All lines holding the string "background" are to be shown.

•••••

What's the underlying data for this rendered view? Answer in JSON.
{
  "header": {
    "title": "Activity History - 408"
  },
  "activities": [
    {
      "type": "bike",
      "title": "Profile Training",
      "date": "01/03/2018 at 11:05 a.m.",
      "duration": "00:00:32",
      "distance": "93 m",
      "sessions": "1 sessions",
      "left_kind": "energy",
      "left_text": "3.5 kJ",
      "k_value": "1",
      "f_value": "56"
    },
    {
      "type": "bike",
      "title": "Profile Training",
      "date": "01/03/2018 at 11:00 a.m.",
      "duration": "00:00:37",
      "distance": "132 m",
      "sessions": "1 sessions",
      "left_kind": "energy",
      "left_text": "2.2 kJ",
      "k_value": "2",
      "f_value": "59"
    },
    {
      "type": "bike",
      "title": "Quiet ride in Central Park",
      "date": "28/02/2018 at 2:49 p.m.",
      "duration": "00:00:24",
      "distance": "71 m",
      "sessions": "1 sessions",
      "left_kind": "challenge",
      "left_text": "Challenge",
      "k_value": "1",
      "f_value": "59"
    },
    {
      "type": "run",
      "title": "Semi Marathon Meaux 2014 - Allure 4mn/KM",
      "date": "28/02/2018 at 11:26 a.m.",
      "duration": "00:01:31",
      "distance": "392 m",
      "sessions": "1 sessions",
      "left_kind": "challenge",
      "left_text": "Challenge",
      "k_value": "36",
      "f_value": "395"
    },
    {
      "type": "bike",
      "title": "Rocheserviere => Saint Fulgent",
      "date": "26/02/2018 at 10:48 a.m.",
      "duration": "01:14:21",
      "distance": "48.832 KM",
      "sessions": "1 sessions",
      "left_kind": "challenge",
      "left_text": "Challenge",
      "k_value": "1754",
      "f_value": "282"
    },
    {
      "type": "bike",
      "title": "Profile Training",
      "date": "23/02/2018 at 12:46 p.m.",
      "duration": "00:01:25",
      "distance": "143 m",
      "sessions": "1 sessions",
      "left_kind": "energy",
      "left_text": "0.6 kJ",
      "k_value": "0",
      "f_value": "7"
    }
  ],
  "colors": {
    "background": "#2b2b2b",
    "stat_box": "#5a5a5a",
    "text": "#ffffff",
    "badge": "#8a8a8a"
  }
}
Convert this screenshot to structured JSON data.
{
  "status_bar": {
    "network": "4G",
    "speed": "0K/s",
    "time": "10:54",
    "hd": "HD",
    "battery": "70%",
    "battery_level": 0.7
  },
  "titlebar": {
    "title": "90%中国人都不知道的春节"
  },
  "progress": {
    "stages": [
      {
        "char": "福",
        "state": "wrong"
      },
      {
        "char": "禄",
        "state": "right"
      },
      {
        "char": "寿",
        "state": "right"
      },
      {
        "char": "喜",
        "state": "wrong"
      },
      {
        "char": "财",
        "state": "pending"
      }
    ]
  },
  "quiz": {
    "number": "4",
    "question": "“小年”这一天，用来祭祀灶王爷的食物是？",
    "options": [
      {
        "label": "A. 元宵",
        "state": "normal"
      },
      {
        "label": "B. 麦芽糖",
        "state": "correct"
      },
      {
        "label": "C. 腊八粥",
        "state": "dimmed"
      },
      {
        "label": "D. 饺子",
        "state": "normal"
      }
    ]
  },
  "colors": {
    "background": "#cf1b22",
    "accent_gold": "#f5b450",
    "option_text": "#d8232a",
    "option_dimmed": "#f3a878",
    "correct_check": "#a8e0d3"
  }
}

•••••

-- The reply --
    "background": "#2b2b2b",
    "background": "#cf1b22",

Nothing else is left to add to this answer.